__AIM__.
Report how many lines include the word "name", and nothing besides that number.

__ENTRIES__.
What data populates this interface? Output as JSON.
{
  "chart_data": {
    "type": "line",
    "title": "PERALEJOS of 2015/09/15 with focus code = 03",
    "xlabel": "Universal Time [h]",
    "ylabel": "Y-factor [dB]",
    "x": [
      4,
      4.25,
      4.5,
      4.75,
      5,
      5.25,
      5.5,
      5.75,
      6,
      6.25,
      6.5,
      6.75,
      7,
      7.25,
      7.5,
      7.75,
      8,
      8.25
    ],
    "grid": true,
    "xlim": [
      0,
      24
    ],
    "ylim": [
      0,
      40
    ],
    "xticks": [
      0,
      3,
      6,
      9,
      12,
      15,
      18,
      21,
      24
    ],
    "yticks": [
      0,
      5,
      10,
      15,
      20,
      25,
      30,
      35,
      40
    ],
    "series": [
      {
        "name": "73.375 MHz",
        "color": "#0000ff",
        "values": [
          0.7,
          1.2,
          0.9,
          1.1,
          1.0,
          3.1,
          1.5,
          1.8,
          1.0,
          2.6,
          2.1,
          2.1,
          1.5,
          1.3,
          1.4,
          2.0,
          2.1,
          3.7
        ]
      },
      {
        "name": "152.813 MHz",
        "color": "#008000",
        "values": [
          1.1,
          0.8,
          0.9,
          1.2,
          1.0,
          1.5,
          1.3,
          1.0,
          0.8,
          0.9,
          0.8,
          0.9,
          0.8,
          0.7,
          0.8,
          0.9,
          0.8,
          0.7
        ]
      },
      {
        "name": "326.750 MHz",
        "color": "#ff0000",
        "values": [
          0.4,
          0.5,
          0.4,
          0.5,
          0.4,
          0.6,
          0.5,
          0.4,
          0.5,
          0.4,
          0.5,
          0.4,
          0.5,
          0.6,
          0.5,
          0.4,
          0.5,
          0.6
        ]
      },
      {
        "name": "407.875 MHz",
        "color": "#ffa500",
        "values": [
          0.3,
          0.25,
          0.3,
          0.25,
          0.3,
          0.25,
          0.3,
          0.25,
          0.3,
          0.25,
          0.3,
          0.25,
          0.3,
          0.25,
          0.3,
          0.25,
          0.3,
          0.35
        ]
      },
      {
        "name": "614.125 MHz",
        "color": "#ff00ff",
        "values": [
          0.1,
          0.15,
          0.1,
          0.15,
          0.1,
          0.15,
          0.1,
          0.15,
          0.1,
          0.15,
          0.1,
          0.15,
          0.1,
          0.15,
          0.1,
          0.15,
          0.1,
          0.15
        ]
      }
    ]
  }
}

__RESULT__.
5